*Written request*
Copy each line of the entries that contains the word "FFFFFF".

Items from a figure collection
☆ ☆ ☆ ☆ ☆ ☆ ☆

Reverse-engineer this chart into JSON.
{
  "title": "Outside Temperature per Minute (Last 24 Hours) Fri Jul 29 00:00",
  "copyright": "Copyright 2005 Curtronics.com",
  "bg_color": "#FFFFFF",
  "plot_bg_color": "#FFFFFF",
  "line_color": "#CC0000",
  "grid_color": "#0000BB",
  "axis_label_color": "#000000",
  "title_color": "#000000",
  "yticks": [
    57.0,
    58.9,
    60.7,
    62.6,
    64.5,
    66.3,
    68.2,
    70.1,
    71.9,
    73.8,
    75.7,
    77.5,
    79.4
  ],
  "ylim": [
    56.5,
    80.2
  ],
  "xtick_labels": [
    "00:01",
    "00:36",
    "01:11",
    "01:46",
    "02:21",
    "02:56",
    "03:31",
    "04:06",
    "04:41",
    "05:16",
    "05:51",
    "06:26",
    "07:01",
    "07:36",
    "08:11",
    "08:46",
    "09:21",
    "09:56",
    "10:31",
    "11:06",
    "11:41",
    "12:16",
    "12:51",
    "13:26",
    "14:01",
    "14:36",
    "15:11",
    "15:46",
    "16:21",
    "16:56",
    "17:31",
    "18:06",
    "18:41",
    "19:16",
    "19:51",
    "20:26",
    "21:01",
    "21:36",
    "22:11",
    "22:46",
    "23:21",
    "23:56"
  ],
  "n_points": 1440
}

☆ ☆ ☆ ☆ ☆ ☆ ☆

*Full output*
  "bg_color": "#FFFFFF",
  "plot_bg_color": "#FFFFFF",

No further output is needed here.